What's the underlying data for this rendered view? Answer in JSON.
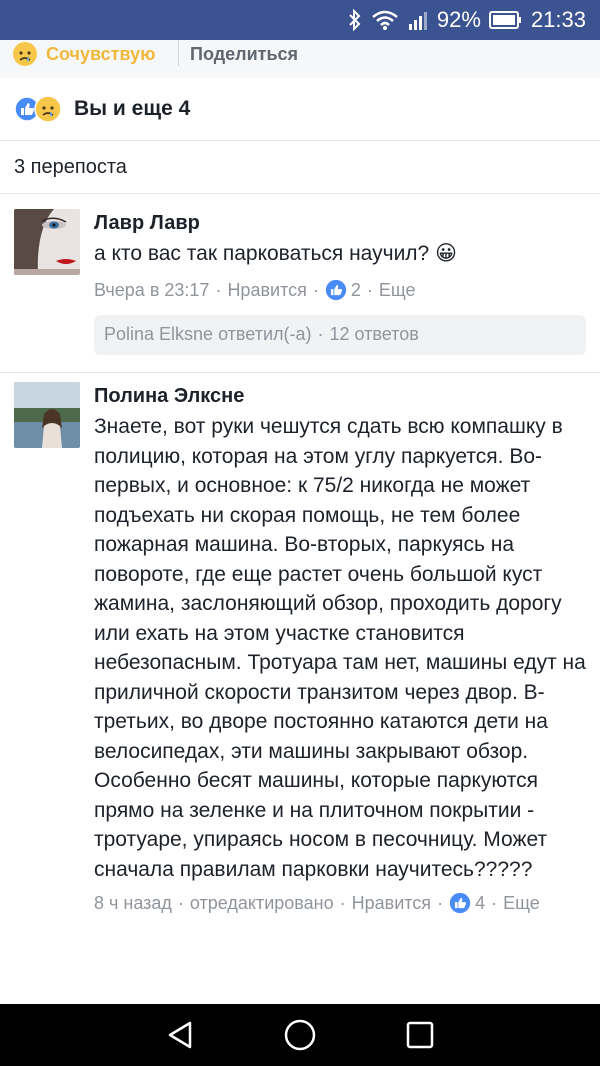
{
  "status_bar": {
    "battery_percent": "92%",
    "time": "21:33",
    "icons": [
      "bluetooth-icon",
      "wifi-icon",
      "signal-icon",
      "battery-icon"
    ],
    "background": "#3b5390"
  },
  "actions": {
    "sympathy_label": "Сочувствую",
    "share_label": "Поделиться"
  },
  "reactions": {
    "summary": "Вы и еще 4",
    "icons": [
      "like-icon",
      "sad-icon"
    ]
  },
  "reposts": {
    "label": "3 перепоста"
  },
  "comments": [
    {
      "author": "Лавр Лавр",
      "text": "а кто вас так парковаться научил? 😀",
      "time": "Вчера в 23:17",
      "like_label": "Нравится",
      "like_count": "2",
      "more_label": "Еще",
      "replies": {
        "author_line": "Polina Elksne ответил(-а)",
        "count_label": "12 ответов"
      }
    },
    {
      "author": "Полина Элксне",
      "text": "Знаете, вот руки чешутся сдать всю компашку в полицию, которая на этом углу паркуется. Во-первых, и основное: к 75/2 никогда не может подъехать ни скорая помощь, не тем более пожарная машина. Во-вторых, паркуясь на повороте, где еще растет очень большой куст жамина, заслоняющий обзор, проходить дорогу или ехать на этом участке становится небезопасным. Тротуара там нет, машины едут на приличной скорости транзитом через двор. В-третьих, во дворе постоянно катаются дети на велосипедах, эти машины закрывают обзор. Особенно бесят машины, которые паркуются прямо на зеленке и на плиточном покрытии - тротуаре, упираясь носом в песочницу. Может сначала правилам парковки научитесь?????",
      "time": "8 ч назад",
      "edited_label": "отредактировано",
      "like_label": "Нравится",
      "like_count": "4",
      "more_label": "Еще"
    }
  ],
  "nav": {
    "buttons": [
      "back-icon",
      "home-icon",
      "recents-icon"
    ]
  }
}
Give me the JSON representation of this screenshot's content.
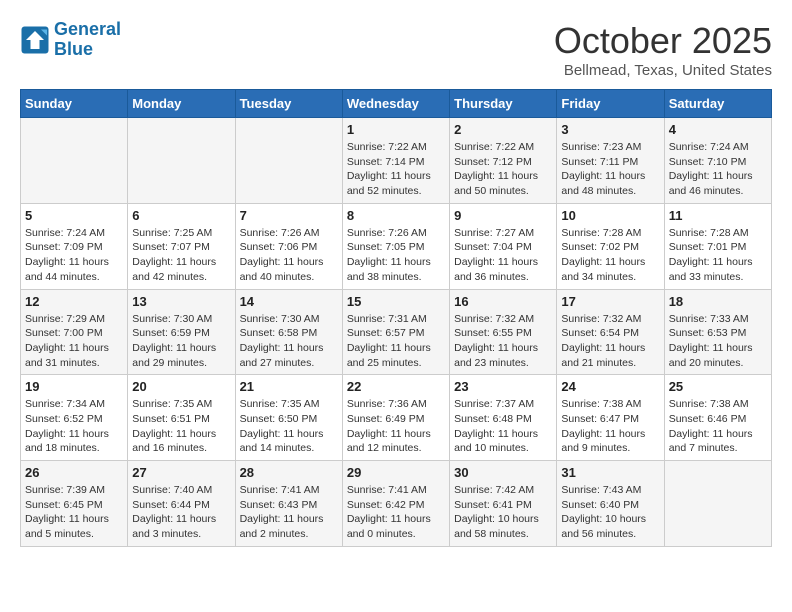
{
  "header": {
    "logo_line1": "General",
    "logo_line2": "Blue",
    "month": "October 2025",
    "location": "Bellmead, Texas, United States"
  },
  "days_of_week": [
    "Sunday",
    "Monday",
    "Tuesday",
    "Wednesday",
    "Thursday",
    "Friday",
    "Saturday"
  ],
  "weeks": [
    [
      {
        "num": "",
        "info": ""
      },
      {
        "num": "",
        "info": ""
      },
      {
        "num": "",
        "info": ""
      },
      {
        "num": "1",
        "info": "Sunrise: 7:22 AM\nSunset: 7:14 PM\nDaylight: 11 hours and 52 minutes."
      },
      {
        "num": "2",
        "info": "Sunrise: 7:22 AM\nSunset: 7:12 PM\nDaylight: 11 hours and 50 minutes."
      },
      {
        "num": "3",
        "info": "Sunrise: 7:23 AM\nSunset: 7:11 PM\nDaylight: 11 hours and 48 minutes."
      },
      {
        "num": "4",
        "info": "Sunrise: 7:24 AM\nSunset: 7:10 PM\nDaylight: 11 hours and 46 minutes."
      }
    ],
    [
      {
        "num": "5",
        "info": "Sunrise: 7:24 AM\nSunset: 7:09 PM\nDaylight: 11 hours and 44 minutes."
      },
      {
        "num": "6",
        "info": "Sunrise: 7:25 AM\nSunset: 7:07 PM\nDaylight: 11 hours and 42 minutes."
      },
      {
        "num": "7",
        "info": "Sunrise: 7:26 AM\nSunset: 7:06 PM\nDaylight: 11 hours and 40 minutes."
      },
      {
        "num": "8",
        "info": "Sunrise: 7:26 AM\nSunset: 7:05 PM\nDaylight: 11 hours and 38 minutes."
      },
      {
        "num": "9",
        "info": "Sunrise: 7:27 AM\nSunset: 7:04 PM\nDaylight: 11 hours and 36 minutes."
      },
      {
        "num": "10",
        "info": "Sunrise: 7:28 AM\nSunset: 7:02 PM\nDaylight: 11 hours and 34 minutes."
      },
      {
        "num": "11",
        "info": "Sunrise: 7:28 AM\nSunset: 7:01 PM\nDaylight: 11 hours and 33 minutes."
      }
    ],
    [
      {
        "num": "12",
        "info": "Sunrise: 7:29 AM\nSunset: 7:00 PM\nDaylight: 11 hours and 31 minutes."
      },
      {
        "num": "13",
        "info": "Sunrise: 7:30 AM\nSunset: 6:59 PM\nDaylight: 11 hours and 29 minutes."
      },
      {
        "num": "14",
        "info": "Sunrise: 7:30 AM\nSunset: 6:58 PM\nDaylight: 11 hours and 27 minutes."
      },
      {
        "num": "15",
        "info": "Sunrise: 7:31 AM\nSunset: 6:57 PM\nDaylight: 11 hours and 25 minutes."
      },
      {
        "num": "16",
        "info": "Sunrise: 7:32 AM\nSunset: 6:55 PM\nDaylight: 11 hours and 23 minutes."
      },
      {
        "num": "17",
        "info": "Sunrise: 7:32 AM\nSunset: 6:54 PM\nDaylight: 11 hours and 21 minutes."
      },
      {
        "num": "18",
        "info": "Sunrise: 7:33 AM\nSunset: 6:53 PM\nDaylight: 11 hours and 20 minutes."
      }
    ],
    [
      {
        "num": "19",
        "info": "Sunrise: 7:34 AM\nSunset: 6:52 PM\nDaylight: 11 hours and 18 minutes."
      },
      {
        "num": "20",
        "info": "Sunrise: 7:35 AM\nSunset: 6:51 PM\nDaylight: 11 hours and 16 minutes."
      },
      {
        "num": "21",
        "info": "Sunrise: 7:35 AM\nSunset: 6:50 PM\nDaylight: 11 hours and 14 minutes."
      },
      {
        "num": "22",
        "info": "Sunrise: 7:36 AM\nSunset: 6:49 PM\nDaylight: 11 hours and 12 minutes."
      },
      {
        "num": "23",
        "info": "Sunrise: 7:37 AM\nSunset: 6:48 PM\nDaylight: 11 hours and 10 minutes."
      },
      {
        "num": "24",
        "info": "Sunrise: 7:38 AM\nSunset: 6:47 PM\nDaylight: 11 hours and 9 minutes."
      },
      {
        "num": "25",
        "info": "Sunrise: 7:38 AM\nSunset: 6:46 PM\nDaylight: 11 hours and 7 minutes."
      }
    ],
    [
      {
        "num": "26",
        "info": "Sunrise: 7:39 AM\nSunset: 6:45 PM\nDaylight: 11 hours and 5 minutes."
      },
      {
        "num": "27",
        "info": "Sunrise: 7:40 AM\nSunset: 6:44 PM\nDaylight: 11 hours and 3 minutes."
      },
      {
        "num": "28",
        "info": "Sunrise: 7:41 AM\nSunset: 6:43 PM\nDaylight: 11 hours and 2 minutes."
      },
      {
        "num": "29",
        "info": "Sunrise: 7:41 AM\nSunset: 6:42 PM\nDaylight: 11 hours and 0 minutes."
      },
      {
        "num": "30",
        "info": "Sunrise: 7:42 AM\nSunset: 6:41 PM\nDaylight: 10 hours and 58 minutes."
      },
      {
        "num": "31",
        "info": "Sunrise: 7:43 AM\nSunset: 6:40 PM\nDaylight: 10 hours and 56 minutes."
      },
      {
        "num": "",
        "info": ""
      }
    ]
  ]
}
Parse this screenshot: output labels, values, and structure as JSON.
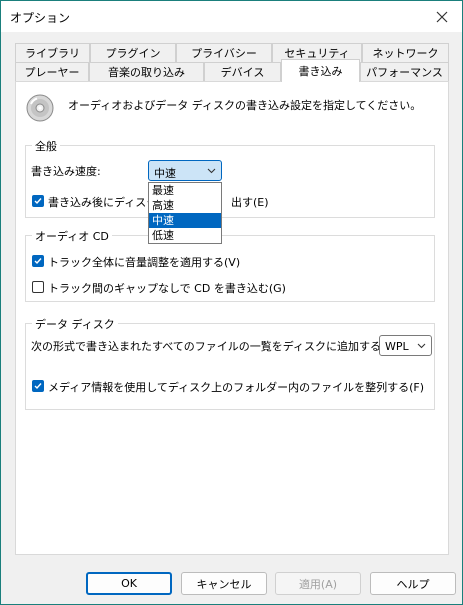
{
  "window": {
    "title": "オプション"
  },
  "tabs_row1": [
    "ライブラリ",
    "プラグイン",
    "プライバシー",
    "セキュリティ",
    "ネットワーク"
  ],
  "tabs_row2": [
    "プレーヤー",
    "音楽の取り込み",
    "デバイス",
    "書き込み",
    "パフォーマンス"
  ],
  "active_tab": "書き込み",
  "description": "オーディオおよびデータ ディスクの書き込み設定を指定してください。",
  "general": {
    "title": "全般",
    "speed_label": "書き込み速度:",
    "speed_value": "中速",
    "speed_options": [
      "最速",
      "高速",
      "中速",
      "低速"
    ],
    "eject_label_visible_start": "書き込み後にディスク",
    "eject_label_visible_end": "出す(E)",
    "eject_checked": true
  },
  "audio_cd": {
    "title": "オーディオ CD",
    "volume_label": "トラック全体に音量調整を適用する(V)",
    "volume_checked": true,
    "gapless_label": "トラック間のギャップなしで CD を書き込む(G)",
    "gapless_checked": false
  },
  "data_disc": {
    "title": "データ ディスク",
    "playlist_label": "次の形式で書き込まれたすべてのファイルの一覧をディスクに追加する:",
    "playlist_format": "WPL",
    "organize_label": "メディア情報を使用してディスク上のフォルダー内のファイルを整列する(F)",
    "organize_checked": true
  },
  "buttons": {
    "ok": "OK",
    "cancel": "キャンセル",
    "apply": "適用(A)",
    "help": "ヘルプ"
  },
  "colors": {
    "accent": "#0067c0",
    "border": "#1a7f7c"
  }
}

__________________________________________________

## DIRECTIVE:
Report how many lines in the data include the word "JSON", and give nothing but the count.

## WRITTEN ANSWER:
3